— START —
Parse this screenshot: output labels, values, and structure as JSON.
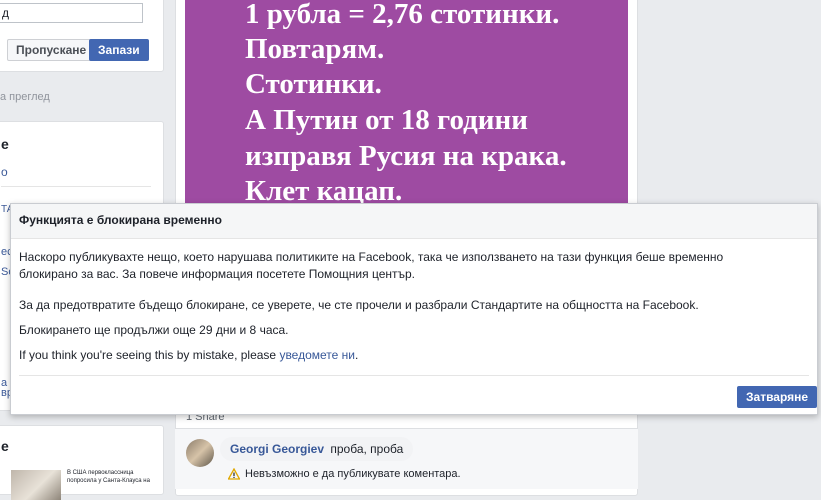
{
  "left": {
    "input_value": "д",
    "skip_label": "Пропускане",
    "save_label": "Запази",
    "preview_text": "а преглед",
    "section_heading": "е",
    "link_frag": "о",
    "frags": [
      "ТА",
      "ес",
      "Sc",
      "а",
      "вр"
    ],
    "thumb_caption_1": "В США первоклассница",
    "thumb_caption_2": "попросила у Санта-Клауса на"
  },
  "post": {
    "lines": [
      "1 рубла = 2,76 стотинки.",
      "Повтарям.",
      "Стотинки.",
      "А Путин от 18 години",
      "изправя Русия на крака.",
      "Клет кацап."
    ],
    "share_count": "1 Share"
  },
  "comment": {
    "author": "Georgi Georgiev",
    "text": "проба, проба",
    "warning": "Невъзможно е да публикувате коментара."
  },
  "modal": {
    "title": "Функцията е блокирана временно",
    "p1_line1": "Наскоро публикувахте нещо, което нарушава политиките на Facebook, така че използването на тази функция беше временно",
    "p1_line2": "блокирано за вас. За повече информация посетете Помощния център.",
    "p2": "За да предотвратите бъдещо блокиране, се уверете, че сте прочели и разбрали Стандартите на общността на Facebook.",
    "p3": "Блокирането ще продължи още 29 дни и 8 часа.",
    "p4_prefix": "If you think you're seeing this by mistake, please",
    "p4_link": "уведомете ни",
    "p4_suffix": ".",
    "close_label": "Затваряне"
  }
}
— END —
§ INSTRUCTIONS TO FOLLOW:
Exactly reproduce the entries above, minus the pictures.

§ RESULT:
Parse this screenshot: output labels, values, and structure as JSON.
{
  "left": {
    "input_value": "д",
    "skip_label": "Пропускане",
    "save_label": "Запази",
    "preview_text": "а преглед",
    "section_heading": "е",
    "link_frag": "о",
    "frags": [
      "ТА",
      "ес",
      "Sc",
      "а",
      "вр"
    ],
    "thumb_caption_1": "В США первоклассница",
    "thumb_caption_2": "попросила у Санта-Клауса на"
  },
  "post": {
    "lines": [
      "1 рубла = 2,76 стотинки.",
      "Повтарям.",
      "Стотинки.",
      "А Путин от 18 години",
      "изправя Русия на крака.",
      "Клет кацап."
    ],
    "share_count": "1 Share"
  },
  "comment": {
    "author": "Georgi Georgiev",
    "text": "проба, проба",
    "warning": "Невъзможно е да публикувате коментара."
  },
  "modal": {
    "title": "Функцията е блокирана временно",
    "p1_line1": "Наскоро публикувахте нещо, което нарушава политиките на Facebook, така че използването на тази функция беше временно",
    "p1_line2": "блокирано за вас. За повече информация посетете Помощния център.",
    "p2": "За да предотвратите бъдещо блокиране, се уверете, че сте прочели и разбрали Стандартите на общността на Facebook.",
    "p3": "Блокирането ще продължи още 29 дни и 8 часа.",
    "p4_prefix": "If you think you're seeing this by mistake, please",
    "p4_link": "уведомете ни",
    "p4_suffix": ".",
    "close_label": "Затваряне"
  }
}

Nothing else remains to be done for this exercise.